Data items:
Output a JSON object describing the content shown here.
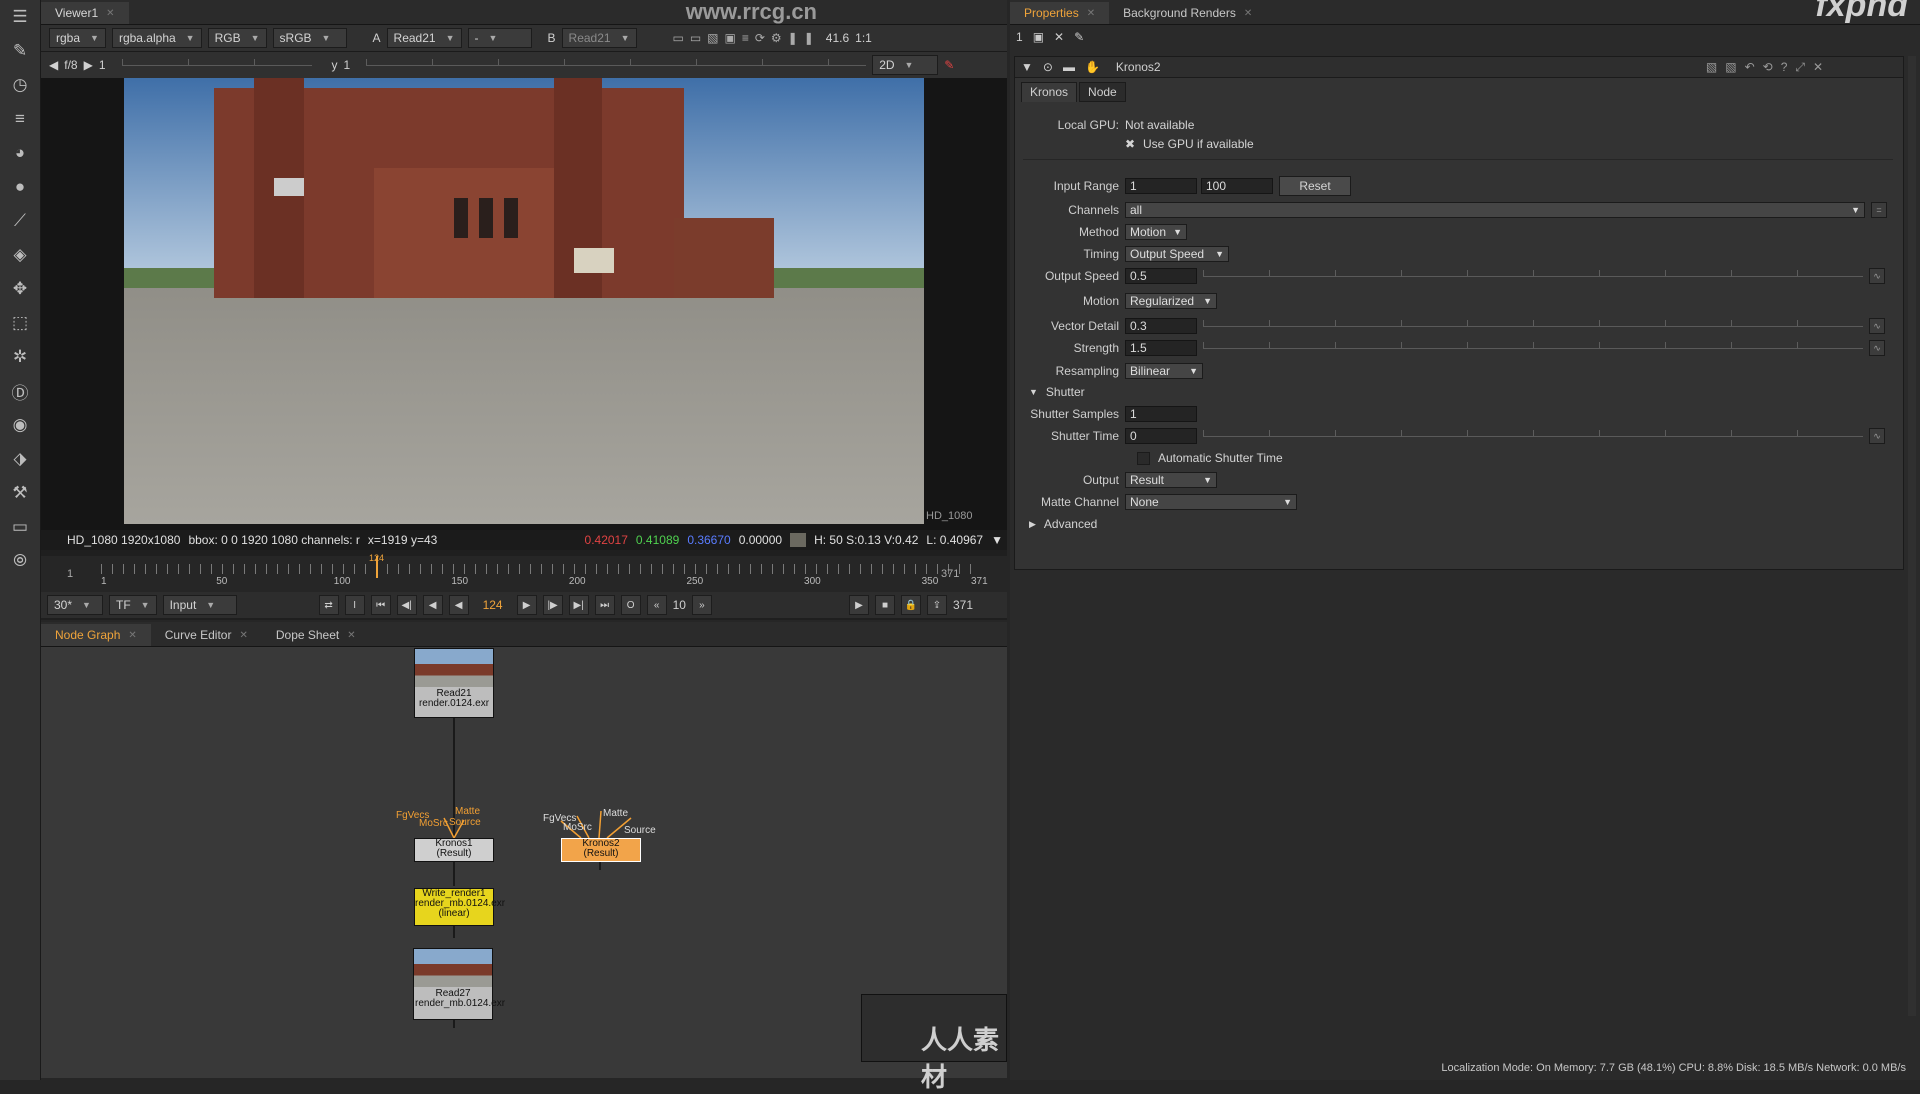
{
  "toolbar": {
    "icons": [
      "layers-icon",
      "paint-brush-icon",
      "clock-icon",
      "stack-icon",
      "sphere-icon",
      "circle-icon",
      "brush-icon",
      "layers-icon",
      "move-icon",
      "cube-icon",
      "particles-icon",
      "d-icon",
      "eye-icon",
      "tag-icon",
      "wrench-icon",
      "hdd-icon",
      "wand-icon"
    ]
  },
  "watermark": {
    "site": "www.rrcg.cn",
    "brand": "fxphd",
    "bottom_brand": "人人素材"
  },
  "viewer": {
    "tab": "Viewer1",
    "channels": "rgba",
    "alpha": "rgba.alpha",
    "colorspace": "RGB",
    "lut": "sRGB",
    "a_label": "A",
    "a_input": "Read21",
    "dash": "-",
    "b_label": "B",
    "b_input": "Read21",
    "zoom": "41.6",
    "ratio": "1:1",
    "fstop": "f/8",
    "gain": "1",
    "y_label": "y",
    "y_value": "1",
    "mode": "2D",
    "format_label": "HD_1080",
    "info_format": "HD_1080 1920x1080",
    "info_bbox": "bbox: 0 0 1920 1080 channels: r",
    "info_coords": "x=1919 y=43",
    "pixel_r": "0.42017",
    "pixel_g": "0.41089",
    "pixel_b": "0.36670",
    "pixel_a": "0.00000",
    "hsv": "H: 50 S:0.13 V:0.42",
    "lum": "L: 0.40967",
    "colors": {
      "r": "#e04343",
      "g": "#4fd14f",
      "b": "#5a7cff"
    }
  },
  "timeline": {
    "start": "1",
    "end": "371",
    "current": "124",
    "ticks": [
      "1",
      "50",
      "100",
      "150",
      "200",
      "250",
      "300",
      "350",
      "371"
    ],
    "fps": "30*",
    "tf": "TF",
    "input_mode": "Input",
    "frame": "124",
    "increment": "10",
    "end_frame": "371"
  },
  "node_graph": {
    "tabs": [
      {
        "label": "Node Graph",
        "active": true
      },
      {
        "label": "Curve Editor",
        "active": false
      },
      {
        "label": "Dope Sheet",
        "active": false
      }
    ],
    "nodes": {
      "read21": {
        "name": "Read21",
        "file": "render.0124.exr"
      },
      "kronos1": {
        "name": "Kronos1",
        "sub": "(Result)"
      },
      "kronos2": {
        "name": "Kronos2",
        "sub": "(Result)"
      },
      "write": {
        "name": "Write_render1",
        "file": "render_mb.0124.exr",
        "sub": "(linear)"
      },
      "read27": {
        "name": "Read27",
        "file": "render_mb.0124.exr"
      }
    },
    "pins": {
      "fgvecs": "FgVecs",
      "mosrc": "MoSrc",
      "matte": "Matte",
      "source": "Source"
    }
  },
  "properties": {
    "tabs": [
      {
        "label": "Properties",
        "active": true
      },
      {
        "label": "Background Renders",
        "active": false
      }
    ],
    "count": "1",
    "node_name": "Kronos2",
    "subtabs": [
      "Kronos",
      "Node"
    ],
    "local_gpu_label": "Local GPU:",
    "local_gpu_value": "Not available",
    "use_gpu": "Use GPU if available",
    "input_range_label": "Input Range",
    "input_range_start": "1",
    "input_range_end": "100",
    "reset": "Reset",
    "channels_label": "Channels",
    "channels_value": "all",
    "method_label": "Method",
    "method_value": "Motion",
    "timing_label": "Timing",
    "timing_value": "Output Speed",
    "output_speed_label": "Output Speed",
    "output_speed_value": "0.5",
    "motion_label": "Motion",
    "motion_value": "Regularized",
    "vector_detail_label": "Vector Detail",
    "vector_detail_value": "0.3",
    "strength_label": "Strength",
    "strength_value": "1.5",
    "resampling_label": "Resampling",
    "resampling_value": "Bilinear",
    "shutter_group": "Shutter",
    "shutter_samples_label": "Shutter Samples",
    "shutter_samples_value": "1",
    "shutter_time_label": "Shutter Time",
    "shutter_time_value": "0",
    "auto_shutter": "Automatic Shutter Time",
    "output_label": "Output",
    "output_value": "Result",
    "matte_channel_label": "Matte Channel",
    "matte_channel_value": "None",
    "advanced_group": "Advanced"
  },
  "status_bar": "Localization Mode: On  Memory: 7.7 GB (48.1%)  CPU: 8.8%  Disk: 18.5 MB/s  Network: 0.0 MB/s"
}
==
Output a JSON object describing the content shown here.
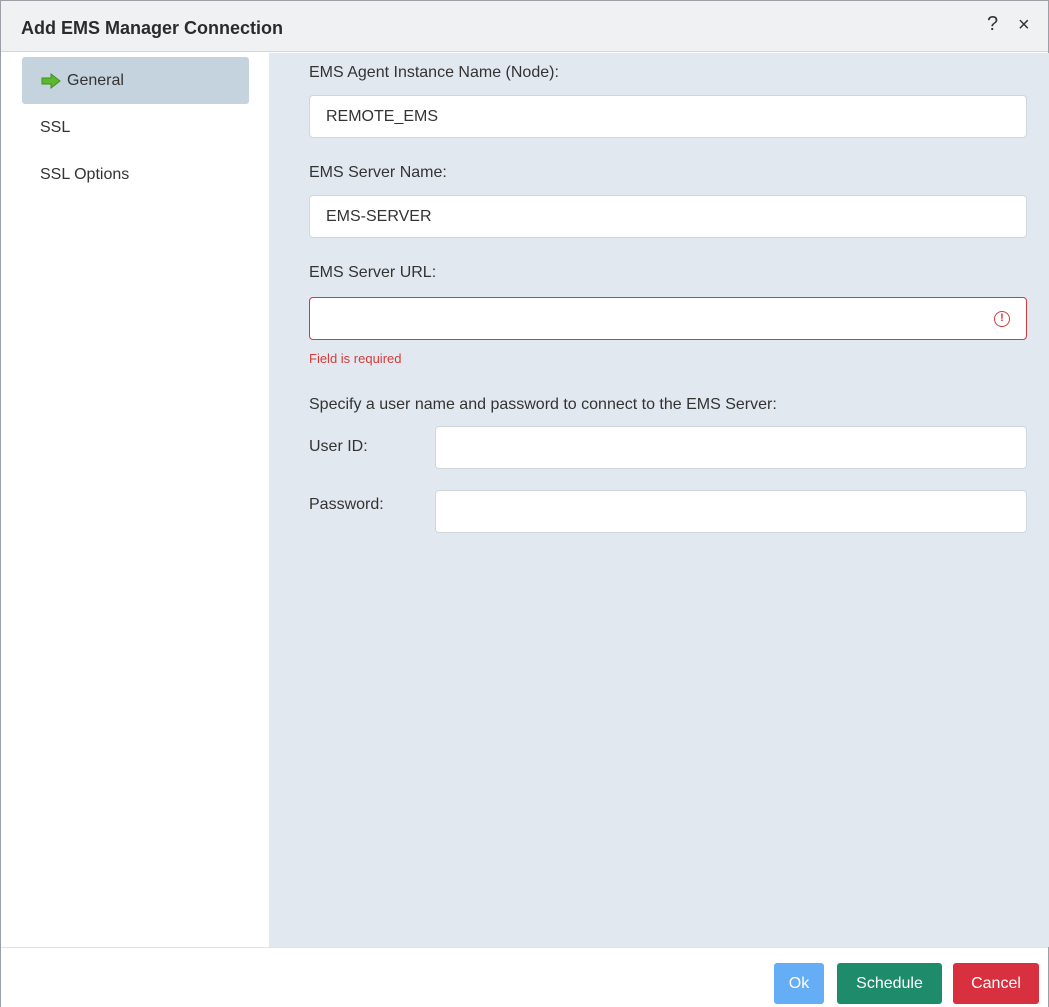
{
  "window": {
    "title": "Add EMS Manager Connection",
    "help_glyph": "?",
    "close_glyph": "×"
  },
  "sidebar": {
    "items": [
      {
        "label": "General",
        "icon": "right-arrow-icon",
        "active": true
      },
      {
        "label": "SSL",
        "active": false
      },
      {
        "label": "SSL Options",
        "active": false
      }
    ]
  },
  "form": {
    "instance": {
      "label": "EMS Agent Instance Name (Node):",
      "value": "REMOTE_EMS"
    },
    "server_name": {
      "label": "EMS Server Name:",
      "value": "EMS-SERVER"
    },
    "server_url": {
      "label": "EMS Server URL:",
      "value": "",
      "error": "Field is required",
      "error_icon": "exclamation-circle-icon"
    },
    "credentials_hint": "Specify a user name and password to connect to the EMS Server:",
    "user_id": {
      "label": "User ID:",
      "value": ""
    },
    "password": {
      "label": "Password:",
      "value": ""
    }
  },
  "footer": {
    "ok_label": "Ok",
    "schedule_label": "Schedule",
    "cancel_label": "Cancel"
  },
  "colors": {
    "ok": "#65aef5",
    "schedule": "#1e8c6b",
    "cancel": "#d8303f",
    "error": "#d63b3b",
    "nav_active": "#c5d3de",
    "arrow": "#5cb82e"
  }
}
* * *
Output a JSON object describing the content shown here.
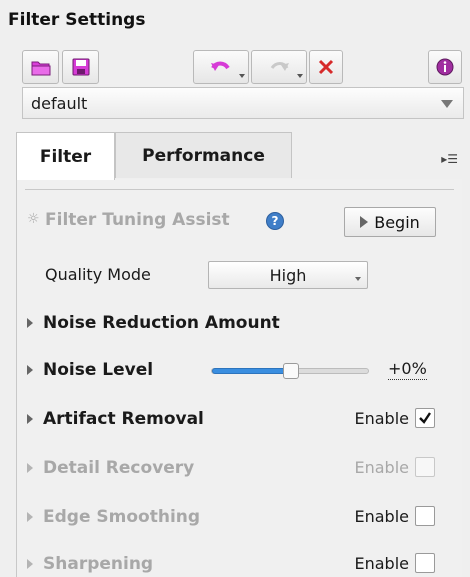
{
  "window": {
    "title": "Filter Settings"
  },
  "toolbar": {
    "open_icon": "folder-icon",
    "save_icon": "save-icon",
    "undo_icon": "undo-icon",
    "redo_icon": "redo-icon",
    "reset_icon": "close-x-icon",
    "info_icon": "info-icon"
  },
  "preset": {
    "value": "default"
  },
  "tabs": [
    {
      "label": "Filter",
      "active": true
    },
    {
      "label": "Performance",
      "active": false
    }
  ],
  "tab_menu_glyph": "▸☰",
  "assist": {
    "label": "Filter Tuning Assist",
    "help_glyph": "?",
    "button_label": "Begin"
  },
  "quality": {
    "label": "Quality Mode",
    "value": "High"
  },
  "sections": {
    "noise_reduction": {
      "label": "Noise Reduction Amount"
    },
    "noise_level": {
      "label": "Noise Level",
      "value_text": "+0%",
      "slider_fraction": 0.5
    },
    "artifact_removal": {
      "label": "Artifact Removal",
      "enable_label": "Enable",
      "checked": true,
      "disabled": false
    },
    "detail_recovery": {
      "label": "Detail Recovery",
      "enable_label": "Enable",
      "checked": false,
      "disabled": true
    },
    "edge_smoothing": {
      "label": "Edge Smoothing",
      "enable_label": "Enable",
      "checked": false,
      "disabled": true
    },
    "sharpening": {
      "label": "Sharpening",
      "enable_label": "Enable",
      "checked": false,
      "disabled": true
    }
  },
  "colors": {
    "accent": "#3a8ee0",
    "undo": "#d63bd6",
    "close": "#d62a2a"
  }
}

#### [The request]
Report how many lines of the listing hold the string "available", giving only the number.

#### [Output below]
2